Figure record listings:

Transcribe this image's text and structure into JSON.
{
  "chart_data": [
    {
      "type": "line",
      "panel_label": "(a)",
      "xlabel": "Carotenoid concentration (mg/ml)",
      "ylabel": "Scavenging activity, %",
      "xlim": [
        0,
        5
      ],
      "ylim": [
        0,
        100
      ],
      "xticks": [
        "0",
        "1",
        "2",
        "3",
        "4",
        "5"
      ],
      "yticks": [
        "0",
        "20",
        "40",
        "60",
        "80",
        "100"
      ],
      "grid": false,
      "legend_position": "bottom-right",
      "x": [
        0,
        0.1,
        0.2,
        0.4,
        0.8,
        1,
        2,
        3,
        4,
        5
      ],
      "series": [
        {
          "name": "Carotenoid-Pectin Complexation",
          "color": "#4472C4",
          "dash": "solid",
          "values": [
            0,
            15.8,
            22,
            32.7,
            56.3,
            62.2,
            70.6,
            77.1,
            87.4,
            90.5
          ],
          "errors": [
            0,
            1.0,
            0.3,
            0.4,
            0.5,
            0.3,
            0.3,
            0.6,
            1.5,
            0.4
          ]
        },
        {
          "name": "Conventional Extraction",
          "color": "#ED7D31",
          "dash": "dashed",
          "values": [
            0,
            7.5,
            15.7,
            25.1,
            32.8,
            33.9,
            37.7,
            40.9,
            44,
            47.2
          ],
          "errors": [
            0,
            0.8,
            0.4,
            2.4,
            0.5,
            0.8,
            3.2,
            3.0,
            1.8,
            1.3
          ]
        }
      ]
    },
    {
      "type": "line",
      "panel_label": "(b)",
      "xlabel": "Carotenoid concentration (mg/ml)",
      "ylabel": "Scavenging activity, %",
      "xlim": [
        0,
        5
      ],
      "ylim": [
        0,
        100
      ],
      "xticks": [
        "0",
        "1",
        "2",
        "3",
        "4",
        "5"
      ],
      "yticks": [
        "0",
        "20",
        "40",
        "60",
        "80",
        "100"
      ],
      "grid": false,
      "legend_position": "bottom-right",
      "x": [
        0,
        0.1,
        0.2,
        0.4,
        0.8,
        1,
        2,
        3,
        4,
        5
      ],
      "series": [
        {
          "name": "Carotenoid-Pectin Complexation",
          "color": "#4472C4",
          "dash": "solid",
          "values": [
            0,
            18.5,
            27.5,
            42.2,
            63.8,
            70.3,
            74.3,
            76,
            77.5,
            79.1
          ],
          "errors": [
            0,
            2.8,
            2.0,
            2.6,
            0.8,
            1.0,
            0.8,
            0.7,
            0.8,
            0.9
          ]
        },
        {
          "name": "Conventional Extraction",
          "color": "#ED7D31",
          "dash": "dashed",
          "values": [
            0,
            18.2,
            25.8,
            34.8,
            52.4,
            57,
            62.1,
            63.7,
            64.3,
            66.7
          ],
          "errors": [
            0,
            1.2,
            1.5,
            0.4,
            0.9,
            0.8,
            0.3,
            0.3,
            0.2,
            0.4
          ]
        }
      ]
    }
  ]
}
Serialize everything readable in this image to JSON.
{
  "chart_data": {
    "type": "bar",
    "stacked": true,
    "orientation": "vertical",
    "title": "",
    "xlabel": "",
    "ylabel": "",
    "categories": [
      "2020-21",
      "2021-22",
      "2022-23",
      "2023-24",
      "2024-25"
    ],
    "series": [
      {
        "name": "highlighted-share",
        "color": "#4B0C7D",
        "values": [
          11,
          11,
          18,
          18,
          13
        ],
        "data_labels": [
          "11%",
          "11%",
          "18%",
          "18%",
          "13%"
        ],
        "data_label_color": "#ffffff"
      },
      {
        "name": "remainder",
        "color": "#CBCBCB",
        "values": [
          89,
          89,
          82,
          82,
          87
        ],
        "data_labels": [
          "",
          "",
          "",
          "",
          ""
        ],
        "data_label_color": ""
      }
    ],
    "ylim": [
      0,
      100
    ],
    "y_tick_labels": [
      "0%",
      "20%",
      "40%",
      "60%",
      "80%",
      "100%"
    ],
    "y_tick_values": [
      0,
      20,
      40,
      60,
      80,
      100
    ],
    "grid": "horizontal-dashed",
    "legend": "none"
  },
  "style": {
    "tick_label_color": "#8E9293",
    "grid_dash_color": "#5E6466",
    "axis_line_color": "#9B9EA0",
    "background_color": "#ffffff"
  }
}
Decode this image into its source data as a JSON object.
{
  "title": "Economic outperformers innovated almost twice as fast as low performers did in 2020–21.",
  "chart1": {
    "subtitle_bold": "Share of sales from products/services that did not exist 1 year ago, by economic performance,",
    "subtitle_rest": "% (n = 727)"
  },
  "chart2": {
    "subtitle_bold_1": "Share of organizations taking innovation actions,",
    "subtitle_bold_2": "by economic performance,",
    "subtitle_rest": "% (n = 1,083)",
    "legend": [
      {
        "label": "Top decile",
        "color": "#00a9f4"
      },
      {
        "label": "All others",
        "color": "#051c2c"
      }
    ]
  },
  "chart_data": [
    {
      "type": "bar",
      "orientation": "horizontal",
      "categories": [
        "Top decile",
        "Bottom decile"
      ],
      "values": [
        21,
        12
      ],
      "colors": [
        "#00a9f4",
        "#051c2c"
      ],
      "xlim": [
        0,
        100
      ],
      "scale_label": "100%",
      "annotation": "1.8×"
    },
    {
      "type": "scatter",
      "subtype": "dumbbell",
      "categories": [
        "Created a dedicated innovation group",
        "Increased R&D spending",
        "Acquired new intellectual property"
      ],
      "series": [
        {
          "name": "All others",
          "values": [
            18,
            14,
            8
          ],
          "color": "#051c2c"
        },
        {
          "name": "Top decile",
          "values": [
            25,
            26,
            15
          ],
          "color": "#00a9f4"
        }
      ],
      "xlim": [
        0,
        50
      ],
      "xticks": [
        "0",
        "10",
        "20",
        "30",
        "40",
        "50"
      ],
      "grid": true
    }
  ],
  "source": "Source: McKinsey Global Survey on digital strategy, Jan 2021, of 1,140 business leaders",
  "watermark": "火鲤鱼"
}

Task statement: Reproduce all data above, unchanged.

Written answer:
Transcribe this image's text and structure into JSON.
{
  "chart_data": [
    {
      "type": "line",
      "panel_label": "(a)",
      "xlabel": "Carotenoid concentration (mg/ml)",
      "ylabel": "Scavenging activity, %",
      "xlim": [
        0,
        5
      ],
      "ylim": [
        0,
        100
      ],
      "xticks": [
        "0",
        "1",
        "2",
        "3",
        "4",
        "5"
      ],
      "yticks": [
        "0",
        "20",
        "40",
        "60",
        "80",
        "100"
      ],
      "grid": false,
      "legend_position": "bottom-right",
      "x": [
        0,
        0.1,
        0.2,
        0.4,
        0.8,
        1,
        2,
        3,
        4,
        5
      ],
      "series": [
        {
          "name": "Carotenoid-Pectin Complexation",
          "color": "#4472C4",
          "dash": "solid",
          "values": [
            0,
            15.8,
            22,
            32.7,
            56.3,
            62.2,
            70.6,
            77.1,
            87.4,
            90.5
          ],
          "errors": [
            0,
            1.0,
            0.3,
            0.4,
            0.5,
            0.3,
            0.3,
            0.6,
            1.5,
            0.4
          ]
        },
        {
          "name": "Conventional Extraction",
          "color": "#ED7D31",
          "dash": "dashed",
          "values": [
            0,
            7.5,
            15.7,
            25.1,
            32.8,
            33.9,
            37.7,
            40.9,
            44,
            47.2
          ],
          "errors": [
            0,
            0.8,
            0.4,
            2.4,
            0.5,
            0.8,
            3.2,
            3.0,
            1.8,
            1.3
          ]
        }
      ]
    },
    {
      "type": "line",
      "panel_label": "(b)",
      "xlabel": "Carotenoid concentration (mg/ml)",
      "ylabel": "Scavenging activity, %",
      "xlim": [
        0,
        5
      ],
      "ylim": [
        0,
        100
      ],
      "xticks": [
        "0",
        "1",
        "2",
        "3",
        "4",
        "5"
      ],
      "yticks": [
        "0",
        "20",
        "40",
        "60",
        "80",
        "100"
      ],
      "grid": false,
      "legend_position": "bottom-right",
      "x": [
        0,
        0.1,
        0.2,
        0.4,
        0.8,
        1,
        2,
        3,
        4,
        5
      ],
      "series": [
        {
          "name": "Carotenoid-Pectin Complexation",
          "color": "#4472C4",
          "dash": "solid",
          "values": [
            0,
            18.5,
            27.5,
            42.2,
            63.8,
            70.3,
            74.3,
            76,
            77.5,
            79.1
          ],
          "errors": [
            0,
            2.8,
            2.0,
            2.6,
            0.8,
            1.0,
            0.8,
            0.7,
            0.8,
            0.9
          ]
        },
        {
          "name": "Conventional Extraction",
          "color": "#ED7D31",
          "dash": "dashed",
          "values": [
            0,
            18.2,
            25.8,
            34.8,
            52.4,
            57,
            62.1,
            63.7,
            64.3,
            66.7
          ],
          "errors": [
            0,
            1.2,
            1.5,
            0.4,
            0.9,
            0.8,
            0.3,
            0.3,
            0.2,
            0.4
          ]
        }
      ]
    }
  ]
}
Serialize everything readable in this image to JSON.
{
  "chart_data": {
    "type": "bar",
    "stacked": true,
    "orientation": "vertical",
    "title": "",
    "xlabel": "",
    "ylabel": "",
    "categories": [
      "2020-21",
      "2021-22",
      "2022-23",
      "2023-24",
      "2024-25"
    ],
    "series": [
      {
        "name": "highlighted-share",
        "color": "#4B0C7D",
        "values": [
          11,
          11,
          18,
          18,
          13
        ],
        "data_labels": [
          "11%",
          "11%",
          "18%",
          "18%",
          "13%"
        ],
        "data_label_color": "#ffffff"
      },
      {
        "name": "remainder",
        "color": "#CBCBCB",
        "values": [
          89,
          89,
          82,
          82,
          87
        ],
        "data_labels": [
          "",
          "",
          "",
          "",
          ""
        ],
        "data_label_color": ""
      }
    ],
    "ylim": [
      0,
      100
    ],
    "y_tick_labels": [
      "0%",
      "20%",
      "40%",
      "60%",
      "80%",
      "100%"
    ],
    "y_tick_values": [
      0,
      20,
      40,
      60,
      80,
      100
    ],
    "grid": "horizontal-dashed",
    "legend": "none"
  },
  "style": {
    "tick_label_color": "#8E9293",
    "grid_dash_color": "#5E6466",
    "axis_line_color": "#9B9EA0",
    "background_color": "#ffffff"
  }
}
Decode this image into its source data as a JSON object.
{
  "title": "Economic outperformers innovated almost twice as fast as low performers did in 2020–21.",
  "chart1": {
    "subtitle_bold": "Share of sales from products/services that did not exist 1 year ago, by economic performance,",
    "subtitle_rest": "% (n = 727)"
  },
  "chart2": {
    "subtitle_bold_1": "Share of organizations taking innovation actions,",
    "subtitle_bold_2": "by economic performance,",
    "subtitle_rest": "% (n = 1,083)",
    "legend": [
      {
        "label": "Top decile",
        "color": "#00a9f4"
      },
      {
        "label": "All others",
        "color": "#051c2c"
      }
    ]
  },
  "chart_data": [
    {
      "type": "bar",
      "orientation": "horizontal",
      "categories": [
        "Top decile",
        "Bottom decile"
      ],
      "values": [
        21,
        12
      ],
      "colors": [
        "#00a9f4",
        "#051c2c"
      ],
      "xlim": [
        0,
        100
      ],
      "scale_label": "100%",
      "annotation": "1.8×"
    },
    {
      "type": "scatter",
      "subtype": "dumbbell",
      "categories": [
        "Created a dedicated innovation group",
        "Increased R&D spending",
        "Acquired new intellectual property"
      ],
      "series": [
        {
          "name": "All others",
          "values": [
            18,
            14,
            8
          ],
          "color": "#051c2c"
        },
        {
          "name": "Top decile",
          "values": [
            25,
            26,
            15
          ],
          "color": "#00a9f4"
        }
      ],
      "xlim": [
        0,
        50
      ],
      "xticks": [
        "0",
        "10",
        "20",
        "30",
        "40",
        "50"
      ],
      "grid": true
    }
  ],
  "source": "Source: McKinsey Global Survey on digital strategy, Jan 2021, of 1,140 business leaders",
  "watermark": "火鲤鱼"
}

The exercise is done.